SET EXERCISE - Give the number of lines that include the string "content", nothing more.

SOURCE DATA -

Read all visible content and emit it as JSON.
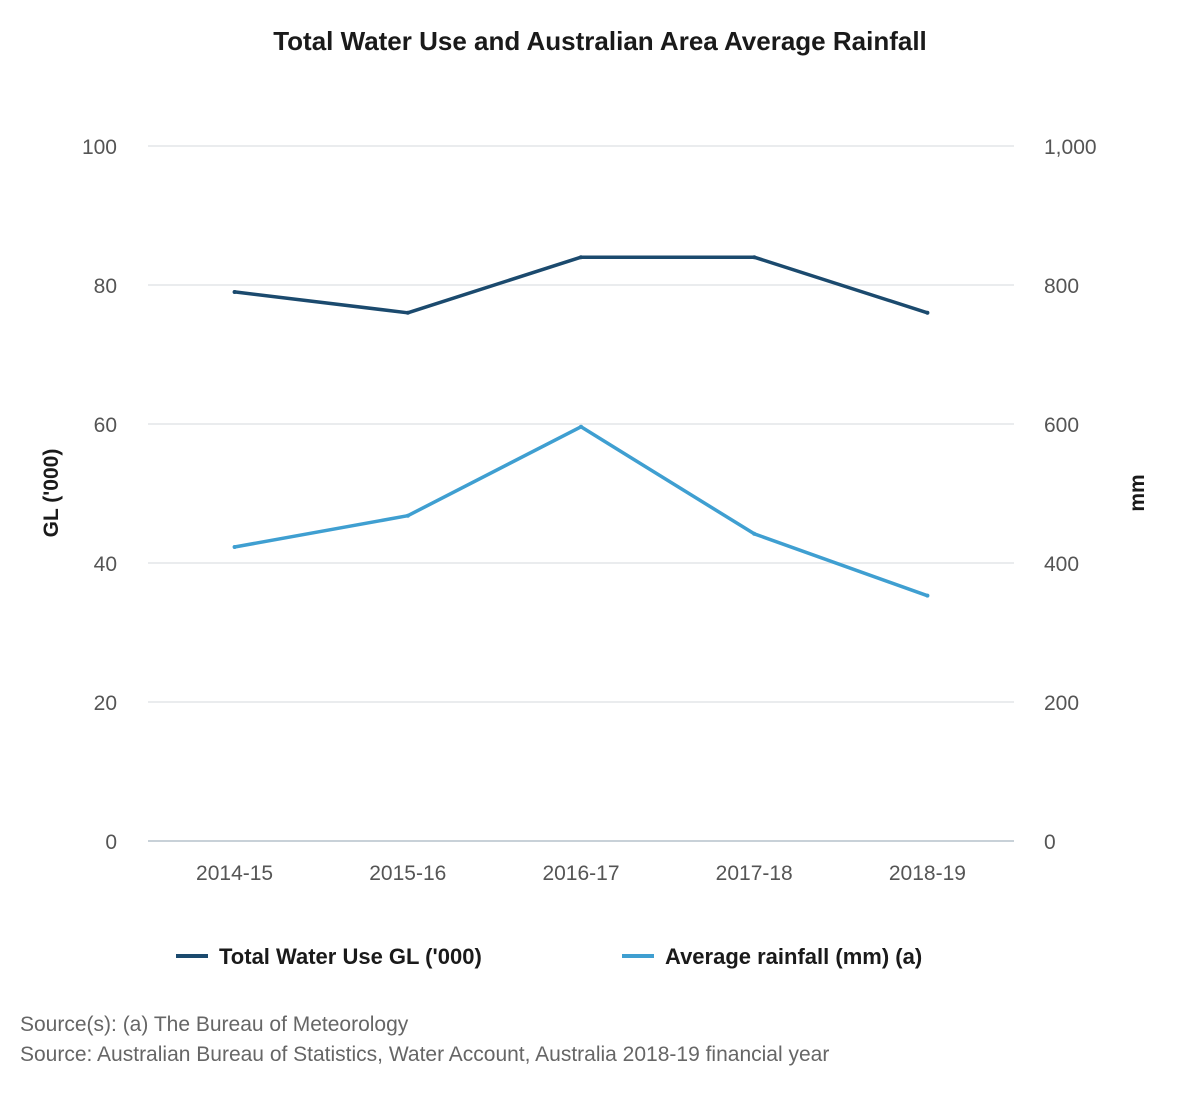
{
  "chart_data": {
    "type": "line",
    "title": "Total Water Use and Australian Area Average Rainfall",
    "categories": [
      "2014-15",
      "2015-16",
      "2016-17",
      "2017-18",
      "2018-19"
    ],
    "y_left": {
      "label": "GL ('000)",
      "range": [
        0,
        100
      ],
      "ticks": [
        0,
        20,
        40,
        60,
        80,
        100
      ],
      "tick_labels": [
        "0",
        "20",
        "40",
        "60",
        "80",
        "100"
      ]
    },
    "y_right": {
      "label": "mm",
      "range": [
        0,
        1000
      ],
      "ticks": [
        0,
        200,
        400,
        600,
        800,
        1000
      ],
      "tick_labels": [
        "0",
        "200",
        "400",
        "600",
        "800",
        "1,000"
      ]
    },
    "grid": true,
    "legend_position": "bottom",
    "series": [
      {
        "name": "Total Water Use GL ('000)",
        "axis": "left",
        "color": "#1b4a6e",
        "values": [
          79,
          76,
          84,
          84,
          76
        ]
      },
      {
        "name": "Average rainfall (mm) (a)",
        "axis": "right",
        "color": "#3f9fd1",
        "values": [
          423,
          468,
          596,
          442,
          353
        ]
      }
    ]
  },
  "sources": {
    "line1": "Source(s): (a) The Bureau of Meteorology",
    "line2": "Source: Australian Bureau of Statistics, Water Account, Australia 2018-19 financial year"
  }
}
---
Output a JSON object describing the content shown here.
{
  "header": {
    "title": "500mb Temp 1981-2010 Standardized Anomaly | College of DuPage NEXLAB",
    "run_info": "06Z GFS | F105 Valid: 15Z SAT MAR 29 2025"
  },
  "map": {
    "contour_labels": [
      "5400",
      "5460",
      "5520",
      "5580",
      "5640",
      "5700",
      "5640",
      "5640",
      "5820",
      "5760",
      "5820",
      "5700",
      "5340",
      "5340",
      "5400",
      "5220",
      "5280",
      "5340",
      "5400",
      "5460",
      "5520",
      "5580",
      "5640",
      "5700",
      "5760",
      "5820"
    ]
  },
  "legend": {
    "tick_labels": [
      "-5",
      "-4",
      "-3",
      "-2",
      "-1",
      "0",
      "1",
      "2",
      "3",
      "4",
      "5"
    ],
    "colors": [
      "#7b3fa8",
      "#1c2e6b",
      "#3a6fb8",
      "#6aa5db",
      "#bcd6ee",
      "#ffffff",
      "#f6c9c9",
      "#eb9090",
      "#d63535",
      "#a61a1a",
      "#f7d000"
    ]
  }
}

RIGHT ANSWER - 2